* **Task to carry out**:
Where does the string "regression" appear? Copy every line of the entries below that holds it.

* **Material shown**:

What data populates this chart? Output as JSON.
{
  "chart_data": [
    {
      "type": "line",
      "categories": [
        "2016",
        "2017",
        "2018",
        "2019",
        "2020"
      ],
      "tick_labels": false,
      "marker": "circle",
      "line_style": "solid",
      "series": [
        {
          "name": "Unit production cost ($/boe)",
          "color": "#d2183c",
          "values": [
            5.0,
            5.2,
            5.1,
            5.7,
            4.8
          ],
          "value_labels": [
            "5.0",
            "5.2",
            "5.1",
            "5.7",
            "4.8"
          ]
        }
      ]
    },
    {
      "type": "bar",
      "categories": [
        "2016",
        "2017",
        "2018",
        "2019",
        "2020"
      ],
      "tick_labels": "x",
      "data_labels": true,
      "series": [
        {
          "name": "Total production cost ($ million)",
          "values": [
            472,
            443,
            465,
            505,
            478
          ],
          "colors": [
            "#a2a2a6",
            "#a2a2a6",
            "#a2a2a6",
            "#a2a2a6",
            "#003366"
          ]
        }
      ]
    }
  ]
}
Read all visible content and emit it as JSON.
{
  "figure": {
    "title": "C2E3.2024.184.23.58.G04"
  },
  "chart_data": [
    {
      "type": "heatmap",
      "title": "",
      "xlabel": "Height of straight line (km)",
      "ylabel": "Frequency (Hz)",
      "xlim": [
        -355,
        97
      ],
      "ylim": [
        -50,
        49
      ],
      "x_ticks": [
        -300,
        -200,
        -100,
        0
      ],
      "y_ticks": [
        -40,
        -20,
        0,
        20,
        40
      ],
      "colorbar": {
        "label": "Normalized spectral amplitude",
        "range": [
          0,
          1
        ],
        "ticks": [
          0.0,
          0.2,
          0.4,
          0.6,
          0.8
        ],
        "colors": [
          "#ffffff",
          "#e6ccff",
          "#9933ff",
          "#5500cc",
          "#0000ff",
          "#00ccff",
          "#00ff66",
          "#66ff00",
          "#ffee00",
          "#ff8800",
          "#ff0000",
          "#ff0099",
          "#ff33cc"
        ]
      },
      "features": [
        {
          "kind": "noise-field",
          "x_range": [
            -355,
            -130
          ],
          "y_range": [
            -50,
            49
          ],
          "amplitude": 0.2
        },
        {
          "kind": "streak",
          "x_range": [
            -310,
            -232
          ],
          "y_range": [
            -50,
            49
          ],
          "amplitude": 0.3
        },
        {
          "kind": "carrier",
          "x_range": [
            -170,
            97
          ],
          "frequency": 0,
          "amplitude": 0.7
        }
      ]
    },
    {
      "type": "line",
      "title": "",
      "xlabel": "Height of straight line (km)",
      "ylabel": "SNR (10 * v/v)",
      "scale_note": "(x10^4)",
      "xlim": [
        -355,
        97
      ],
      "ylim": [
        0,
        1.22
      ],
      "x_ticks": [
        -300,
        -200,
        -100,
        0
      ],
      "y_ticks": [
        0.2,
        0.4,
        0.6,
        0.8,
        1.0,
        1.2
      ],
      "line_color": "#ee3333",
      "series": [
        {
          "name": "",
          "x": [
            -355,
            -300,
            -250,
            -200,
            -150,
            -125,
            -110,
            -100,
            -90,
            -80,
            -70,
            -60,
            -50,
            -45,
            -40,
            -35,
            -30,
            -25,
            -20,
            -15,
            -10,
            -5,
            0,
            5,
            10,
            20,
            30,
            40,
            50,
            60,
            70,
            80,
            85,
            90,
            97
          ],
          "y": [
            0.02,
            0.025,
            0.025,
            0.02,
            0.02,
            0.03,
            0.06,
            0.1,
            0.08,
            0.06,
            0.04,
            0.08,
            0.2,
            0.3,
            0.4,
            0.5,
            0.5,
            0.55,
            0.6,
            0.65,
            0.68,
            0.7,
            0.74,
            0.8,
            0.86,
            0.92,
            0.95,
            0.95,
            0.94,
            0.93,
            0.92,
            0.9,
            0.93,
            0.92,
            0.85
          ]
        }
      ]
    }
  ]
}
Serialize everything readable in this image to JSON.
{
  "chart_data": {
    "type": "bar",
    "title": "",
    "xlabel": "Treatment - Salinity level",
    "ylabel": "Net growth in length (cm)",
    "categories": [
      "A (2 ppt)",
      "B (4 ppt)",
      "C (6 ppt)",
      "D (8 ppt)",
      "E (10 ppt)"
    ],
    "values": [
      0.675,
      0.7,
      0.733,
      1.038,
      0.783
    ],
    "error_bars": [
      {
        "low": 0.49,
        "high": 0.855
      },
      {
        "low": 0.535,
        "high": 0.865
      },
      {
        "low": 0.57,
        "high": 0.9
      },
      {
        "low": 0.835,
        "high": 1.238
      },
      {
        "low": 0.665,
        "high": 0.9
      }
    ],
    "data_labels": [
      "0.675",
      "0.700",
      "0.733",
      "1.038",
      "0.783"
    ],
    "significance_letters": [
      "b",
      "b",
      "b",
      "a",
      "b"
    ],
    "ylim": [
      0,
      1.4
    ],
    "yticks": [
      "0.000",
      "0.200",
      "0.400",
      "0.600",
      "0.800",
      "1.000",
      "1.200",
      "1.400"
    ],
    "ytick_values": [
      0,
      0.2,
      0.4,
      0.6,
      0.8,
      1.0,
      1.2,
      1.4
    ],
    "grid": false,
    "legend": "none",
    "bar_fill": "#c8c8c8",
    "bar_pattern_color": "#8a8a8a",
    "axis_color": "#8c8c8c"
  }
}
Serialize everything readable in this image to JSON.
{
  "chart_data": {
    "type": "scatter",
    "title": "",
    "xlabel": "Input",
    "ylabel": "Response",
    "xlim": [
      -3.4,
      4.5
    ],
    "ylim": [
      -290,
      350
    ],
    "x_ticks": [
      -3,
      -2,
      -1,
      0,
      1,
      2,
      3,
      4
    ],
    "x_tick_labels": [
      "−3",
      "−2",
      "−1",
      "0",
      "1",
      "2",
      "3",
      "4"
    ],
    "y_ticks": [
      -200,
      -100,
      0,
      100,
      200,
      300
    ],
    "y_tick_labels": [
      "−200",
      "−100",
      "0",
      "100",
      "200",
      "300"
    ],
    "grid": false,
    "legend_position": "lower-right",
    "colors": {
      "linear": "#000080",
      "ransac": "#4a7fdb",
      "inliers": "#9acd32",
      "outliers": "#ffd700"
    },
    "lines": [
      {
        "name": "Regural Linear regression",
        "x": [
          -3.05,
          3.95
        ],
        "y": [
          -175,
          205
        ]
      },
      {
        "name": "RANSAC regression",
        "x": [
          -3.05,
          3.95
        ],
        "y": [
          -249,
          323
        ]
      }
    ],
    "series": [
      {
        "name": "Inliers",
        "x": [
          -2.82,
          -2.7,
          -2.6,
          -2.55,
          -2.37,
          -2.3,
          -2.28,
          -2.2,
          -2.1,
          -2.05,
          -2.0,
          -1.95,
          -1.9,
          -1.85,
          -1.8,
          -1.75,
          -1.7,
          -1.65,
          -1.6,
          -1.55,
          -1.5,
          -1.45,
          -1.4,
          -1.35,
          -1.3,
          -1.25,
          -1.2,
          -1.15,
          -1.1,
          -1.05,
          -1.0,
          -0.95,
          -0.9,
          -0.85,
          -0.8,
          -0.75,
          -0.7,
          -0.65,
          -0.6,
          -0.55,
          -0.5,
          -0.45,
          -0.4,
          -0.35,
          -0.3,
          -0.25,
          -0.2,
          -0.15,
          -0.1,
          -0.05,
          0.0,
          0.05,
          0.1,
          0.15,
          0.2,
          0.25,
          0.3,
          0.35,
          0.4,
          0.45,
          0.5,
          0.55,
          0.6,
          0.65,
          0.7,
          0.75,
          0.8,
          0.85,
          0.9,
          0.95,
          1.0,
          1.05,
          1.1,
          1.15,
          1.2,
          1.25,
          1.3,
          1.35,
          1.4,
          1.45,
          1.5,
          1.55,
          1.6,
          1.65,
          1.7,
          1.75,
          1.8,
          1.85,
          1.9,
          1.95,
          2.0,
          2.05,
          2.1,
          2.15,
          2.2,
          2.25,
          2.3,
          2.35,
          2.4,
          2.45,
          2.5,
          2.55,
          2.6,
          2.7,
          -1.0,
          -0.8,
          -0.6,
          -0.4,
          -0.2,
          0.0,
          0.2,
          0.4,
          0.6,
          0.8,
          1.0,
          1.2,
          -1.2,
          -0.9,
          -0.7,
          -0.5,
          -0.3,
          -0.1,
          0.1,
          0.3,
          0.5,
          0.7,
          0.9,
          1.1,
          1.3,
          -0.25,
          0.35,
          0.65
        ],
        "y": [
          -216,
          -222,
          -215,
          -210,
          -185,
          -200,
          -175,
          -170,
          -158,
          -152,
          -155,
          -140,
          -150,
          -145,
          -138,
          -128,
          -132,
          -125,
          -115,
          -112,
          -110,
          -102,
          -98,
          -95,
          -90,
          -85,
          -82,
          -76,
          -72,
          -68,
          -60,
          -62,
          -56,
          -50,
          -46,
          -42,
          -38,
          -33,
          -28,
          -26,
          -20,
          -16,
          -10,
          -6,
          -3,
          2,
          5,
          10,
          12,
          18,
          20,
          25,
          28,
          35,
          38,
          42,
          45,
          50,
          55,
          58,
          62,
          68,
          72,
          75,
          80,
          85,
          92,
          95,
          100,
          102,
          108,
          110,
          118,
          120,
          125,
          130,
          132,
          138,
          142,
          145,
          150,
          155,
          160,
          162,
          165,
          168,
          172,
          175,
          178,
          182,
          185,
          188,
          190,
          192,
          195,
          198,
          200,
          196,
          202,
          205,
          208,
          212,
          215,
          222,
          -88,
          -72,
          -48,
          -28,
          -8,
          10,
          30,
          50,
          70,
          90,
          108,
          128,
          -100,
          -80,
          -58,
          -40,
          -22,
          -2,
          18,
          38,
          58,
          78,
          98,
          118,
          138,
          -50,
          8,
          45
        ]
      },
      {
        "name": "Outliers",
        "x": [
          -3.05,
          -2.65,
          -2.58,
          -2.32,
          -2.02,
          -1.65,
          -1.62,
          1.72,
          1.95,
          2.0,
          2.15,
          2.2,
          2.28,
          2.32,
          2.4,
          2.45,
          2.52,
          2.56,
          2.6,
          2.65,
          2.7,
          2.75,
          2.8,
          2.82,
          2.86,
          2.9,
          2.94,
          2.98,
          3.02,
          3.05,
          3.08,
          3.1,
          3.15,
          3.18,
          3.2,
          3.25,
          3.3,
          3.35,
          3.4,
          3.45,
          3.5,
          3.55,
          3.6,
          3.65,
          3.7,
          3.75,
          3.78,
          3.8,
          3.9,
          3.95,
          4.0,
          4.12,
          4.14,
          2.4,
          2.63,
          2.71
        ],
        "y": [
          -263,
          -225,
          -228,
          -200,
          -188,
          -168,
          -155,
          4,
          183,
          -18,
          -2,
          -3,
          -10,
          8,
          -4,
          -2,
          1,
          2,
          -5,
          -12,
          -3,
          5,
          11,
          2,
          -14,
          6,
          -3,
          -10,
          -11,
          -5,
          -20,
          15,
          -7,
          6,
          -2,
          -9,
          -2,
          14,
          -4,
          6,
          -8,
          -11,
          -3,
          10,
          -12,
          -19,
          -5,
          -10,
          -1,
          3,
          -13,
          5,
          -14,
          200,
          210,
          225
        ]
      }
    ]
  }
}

* **Exercise response**:
        "name": "Regural Linear regression",
        "name": "RANSAC regression",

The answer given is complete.